Copy all lines below exactly as written. Leave pictures out.
══ MATERIAL FOR THIS TASK ══
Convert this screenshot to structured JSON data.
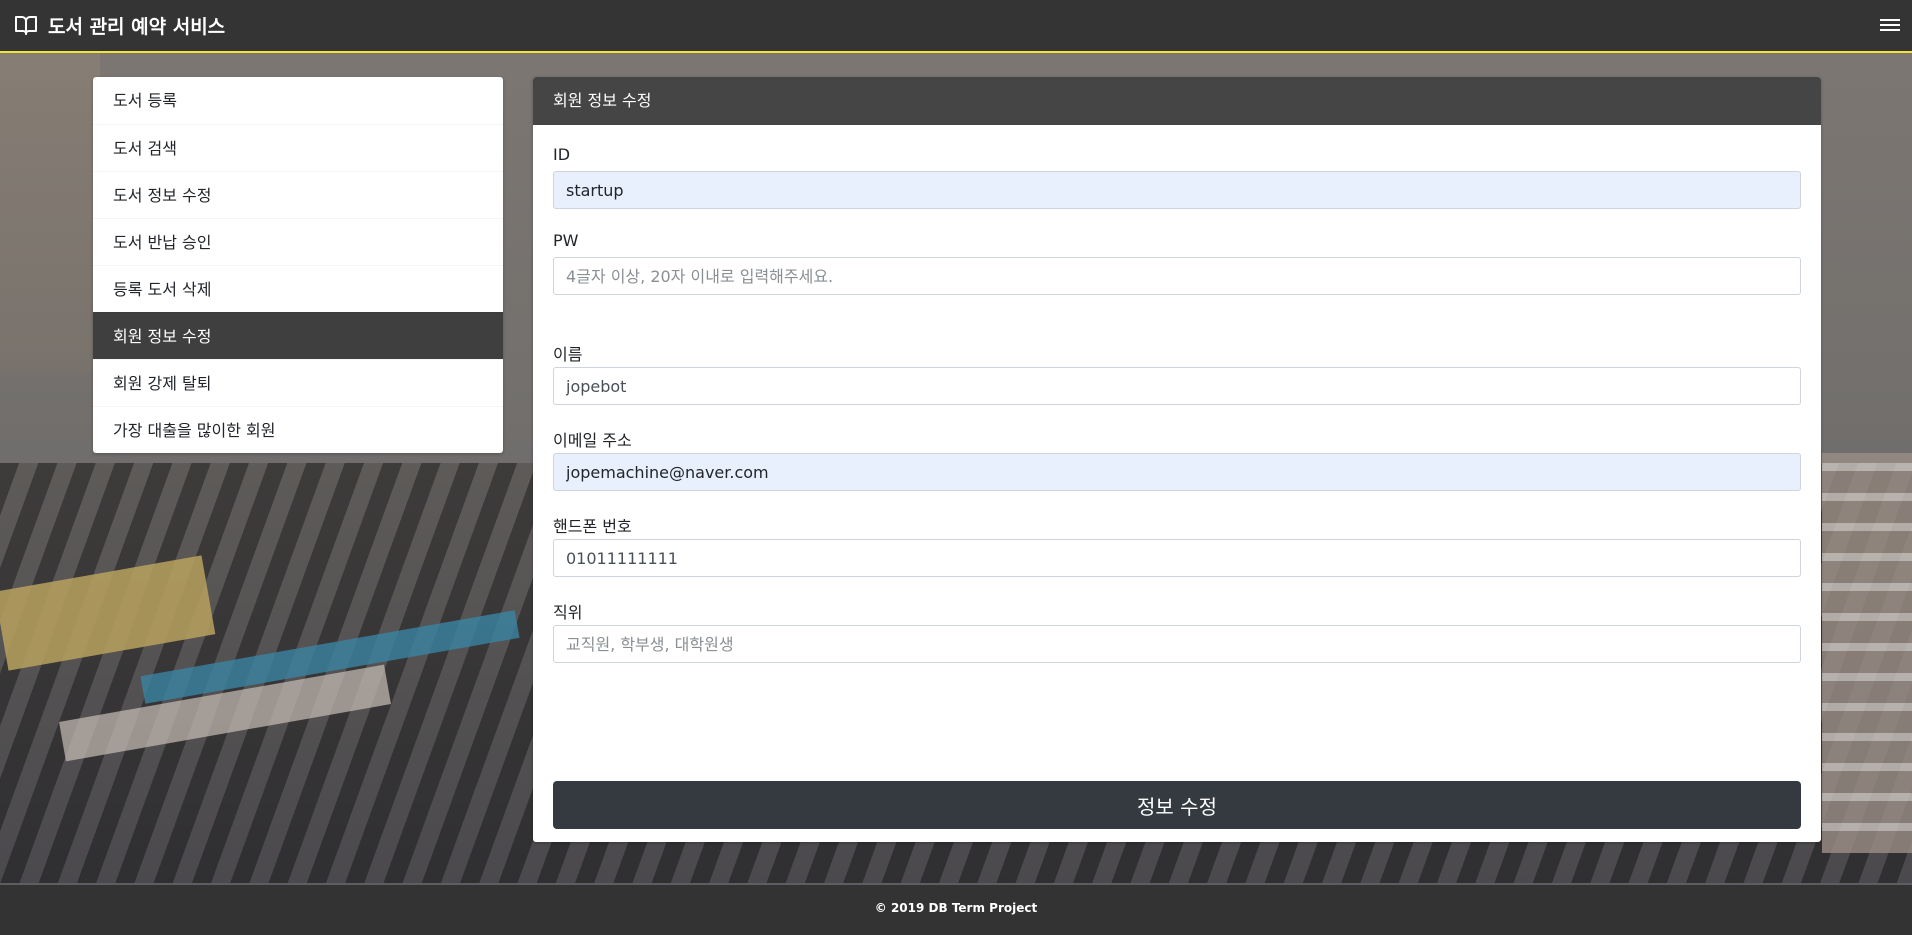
{
  "navbar": {
    "title": "도서 관리 예약 서비스",
    "brand_icon": "book-open-icon",
    "menu_icon": "hamburger-icon",
    "accent_color": "#f2e336"
  },
  "sidebar": {
    "items": [
      {
        "label": "도서 등록"
      },
      {
        "label": "도서 검색"
      },
      {
        "label": "도서 정보 수정"
      },
      {
        "label": "도서 반납 승인"
      },
      {
        "label": "등록 도서 삭제"
      },
      {
        "label": "회원 정보 수정",
        "active": true
      },
      {
        "label": "회원 강제 탈퇴"
      },
      {
        "label": "가장 대출을 많이한 회원"
      }
    ]
  },
  "card": {
    "title": "회원 정보 수정",
    "fields": {
      "id": {
        "label": "ID",
        "value": "startup"
      },
      "pw": {
        "label": "PW",
        "value": "",
        "placeholder": "4글자 이상, 20자 이내로 입력해주세요."
      },
      "name": {
        "label": "이름",
        "value": "jopebot"
      },
      "email": {
        "label": "이메일 주소",
        "value": "jopemachine@naver.com"
      },
      "phone": {
        "label": "핸드폰 번호",
        "value": "01011111111"
      },
      "position": {
        "label": "직위",
        "value": "",
        "placeholder": "교직원, 학부생, 대학원생"
      }
    },
    "submit_label": "정보 수정"
  },
  "footer": {
    "text": "© 2019 DB Term Project"
  }
}
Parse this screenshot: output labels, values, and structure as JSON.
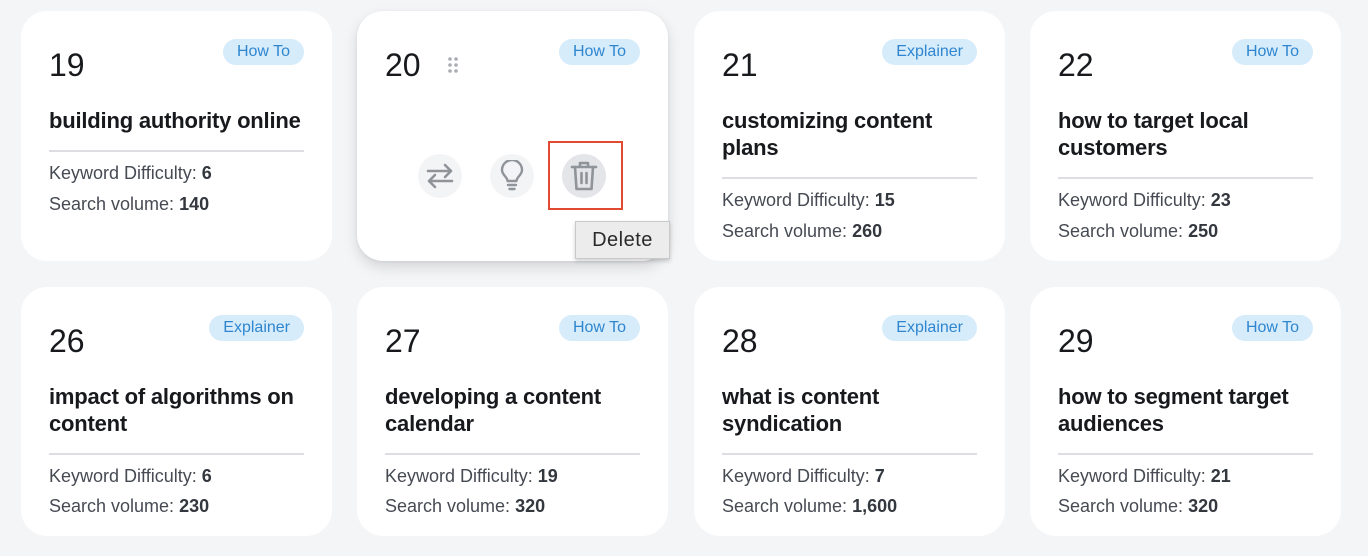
{
  "cards": [
    {
      "number": "19",
      "tag": "How To",
      "title": "building authority online",
      "kd_label": "Keyword Difficulty:",
      "kd": "6",
      "sv_label": "Search volume:",
      "sv": "140"
    },
    {
      "number": "20",
      "tag": "How To",
      "title": "",
      "kd_label": "",
      "kd": "",
      "sv_label": "",
      "sv": ""
    },
    {
      "number": "21",
      "tag": "Explainer",
      "title": "customizing content plans",
      "kd_label": "Keyword Difficulty:",
      "kd": "15",
      "sv_label": "Search volume:",
      "sv": "260"
    },
    {
      "number": "22",
      "tag": "How To",
      "title": "how to target local customers",
      "kd_label": "Keyword Difficulty:",
      "kd": "23",
      "sv_label": "Search volume:",
      "sv": "250"
    },
    {
      "number": "26",
      "tag": "Explainer",
      "title": "impact of algorithms on content",
      "kd_label": "Keyword Difficulty:",
      "kd": "6",
      "sv_label": "Search volume:",
      "sv": "230"
    },
    {
      "number": "27",
      "tag": "How To",
      "title": "developing a content calendar",
      "kd_label": "Keyword Difficulty:",
      "kd": "19",
      "sv_label": "Search volume:",
      "sv": "320"
    },
    {
      "number": "28",
      "tag": "Explainer",
      "title": "what is content syndication",
      "kd_label": "Keyword Difficulty:",
      "kd": "7",
      "sv_label": "Search volume:",
      "sv": "1,600"
    },
    {
      "number": "29",
      "tag": "How To",
      "title": "how to segment target audiences",
      "kd_label": "Keyword Difficulty:",
      "kd": "21",
      "sv_label": "Search volume:",
      "sv": "320"
    }
  ],
  "hover_actions": {
    "icons": [
      "swap-arrows-icon",
      "lightbulb-icon",
      "trash-icon"
    ],
    "tooltip": "Delete"
  },
  "colors": {
    "background": "#f4f5f7",
    "badge_bg": "#d6ecfb",
    "badge_text": "#2f86cf",
    "highlight": "#e04a33"
  }
}
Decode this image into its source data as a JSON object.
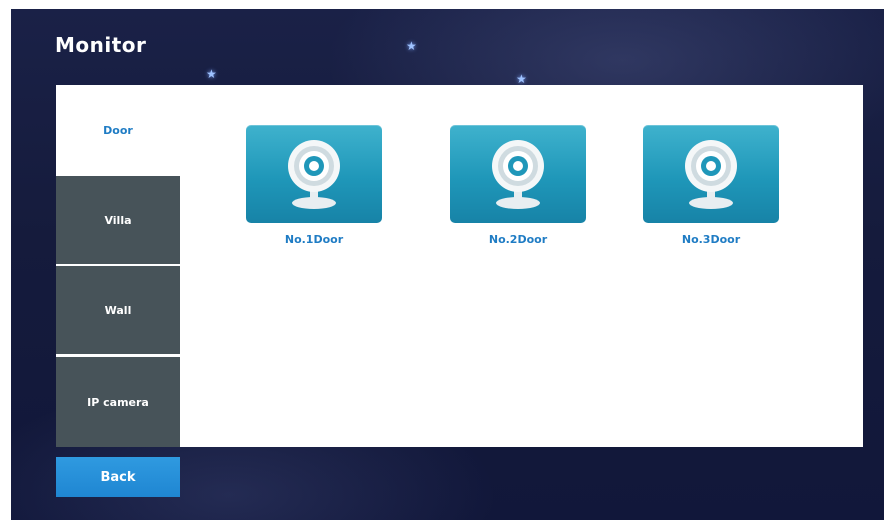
{
  "header": {
    "title": "Monitor"
  },
  "sidebar": {
    "tabs": [
      {
        "label": "Door",
        "active": true
      },
      {
        "label": "Villa",
        "active": false
      },
      {
        "label": "Wall",
        "active": false
      },
      {
        "label": "IP camera",
        "active": false
      }
    ]
  },
  "devices": [
    {
      "label": "No.1Door",
      "icon": "webcam-icon"
    },
    {
      "label": "No.2Door",
      "icon": "webcam-icon"
    },
    {
      "label": "No.3Door",
      "icon": "webcam-icon"
    }
  ],
  "footer": {
    "back_label": "Back"
  },
  "colors": {
    "accent": "#1f7cc4",
    "tile": "#1f97b9",
    "tab_inactive": "#475359",
    "background": "#151b3c"
  }
}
═══
• ANSWER FOR THE TASK
Convert this screenshot to structured JSON data.
{
  "navbar": {
    "title": "도서 관리 예약 서비스",
    "brand_icon": "book-open-icon",
    "menu_icon": "hamburger-icon",
    "accent_color": "#f2e336"
  },
  "sidebar": {
    "items": [
      {
        "label": "도서 등록"
      },
      {
        "label": "도서 검색"
      },
      {
        "label": "도서 정보 수정"
      },
      {
        "label": "도서 반납 승인"
      },
      {
        "label": "등록 도서 삭제"
      },
      {
        "label": "회원 정보 수정",
        "active": true
      },
      {
        "label": "회원 강제 탈퇴"
      },
      {
        "label": "가장 대출을 많이한 회원"
      }
    ]
  },
  "card": {
    "title": "회원 정보 수정",
    "fields": {
      "id": {
        "label": "ID",
        "value": "startup"
      },
      "pw": {
        "label": "PW",
        "value": "",
        "placeholder": "4글자 이상, 20자 이내로 입력해주세요."
      },
      "name": {
        "label": "이름",
        "value": "jopebot"
      },
      "email": {
        "label": "이메일 주소",
        "value": "jopemachine@naver.com"
      },
      "phone": {
        "label": "핸드폰 번호",
        "value": "01011111111"
      },
      "position": {
        "label": "직위",
        "value": "",
        "placeholder": "교직원, 학부생, 대학원생"
      }
    },
    "submit_label": "정보 수정"
  },
  "footer": {
    "text": "© 2019 DB Term Project"
  }
}
Parse this screenshot: output labels, values, and structure as JSON.
{
  "cards": [
    {
      "number": "19",
      "tag": "How To",
      "title": "building authority online",
      "kd_label": "Keyword Difficulty:",
      "kd": "6",
      "sv_label": "Search volume:",
      "sv": "140"
    },
    {
      "number": "20",
      "tag": "How To",
      "title": "",
      "kd_label": "",
      "kd": "",
      "sv_label": "",
      "sv": ""
    },
    {
      "number": "21",
      "tag": "Explainer",
      "title": "customizing content plans",
      "kd_label": "Keyword Difficulty:",
      "kd": "15",
      "sv_label": "Search volume:",
      "sv": "260"
    },
    {
      "number": "22",
      "tag": "How To",
      "title": "how to target local customers",
      "kd_label": "Keyword Difficulty:",
      "kd": "23",
      "sv_label": "Search volume:",
      "sv": "250"
    },
    {
      "number": "26",
      "tag": "Explainer",
      "title": "impact of algorithms on content",
      "kd_label": "Keyword Difficulty:",
      "kd": "6",
      "sv_label": "Search volume:",
      "sv": "230"
    },
    {
      "number": "27",
      "tag": "How To",
      "title": "developing a content calendar",
      "kd_label": "Keyword Difficulty:",
      "kd": "19",
      "sv_label": "Search volume:",
      "sv": "320"
    },
    {
      "number": "28",
      "tag": "Explainer",
      "title": "what is content syndication",
      "kd_label": "Keyword Difficulty:",
      "kd": "7",
      "sv_label": "Search volume:",
      "sv": "1,600"
    },
    {
      "number": "29",
      "tag": "How To",
      "title": "how to segment target audiences",
      "kd_label": "Keyword Difficulty:",
      "kd": "21",
      "sv_label": "Search volume:",
      "sv": "320"
    }
  ],
  "hover_actions": {
    "icons": [
      "swap-arrows-icon",
      "lightbulb-icon",
      "trash-icon"
    ],
    "tooltip": "Delete"
  },
  "colors": {
    "background": "#f4f5f7",
    "badge_bg": "#d6ecfb",
    "badge_text": "#2f86cf",
    "highlight": "#e04a33"
  }
}
Decode this image into its source data as a JSON object.
{
  "header": {
    "title": "Monitor"
  },
  "sidebar": {
    "tabs": [
      {
        "label": "Door",
        "active": true
      },
      {
        "label": "Villa",
        "active": false
      },
      {
        "label": "Wall",
        "active": false
      },
      {
        "label": "IP camera",
        "active": false
      }
    ]
  },
  "devices": [
    {
      "label": "No.1Door",
      "icon": "webcam-icon"
    },
    {
      "label": "No.2Door",
      "icon": "webcam-icon"
    },
    {
      "label": "No.3Door",
      "icon": "webcam-icon"
    }
  ],
  "footer": {
    "back_label": "Back"
  },
  "colors": {
    "accent": "#1f7cc4",
    "tile": "#1f97b9",
    "tab_inactive": "#475359",
    "background": "#151b3c"
  }
}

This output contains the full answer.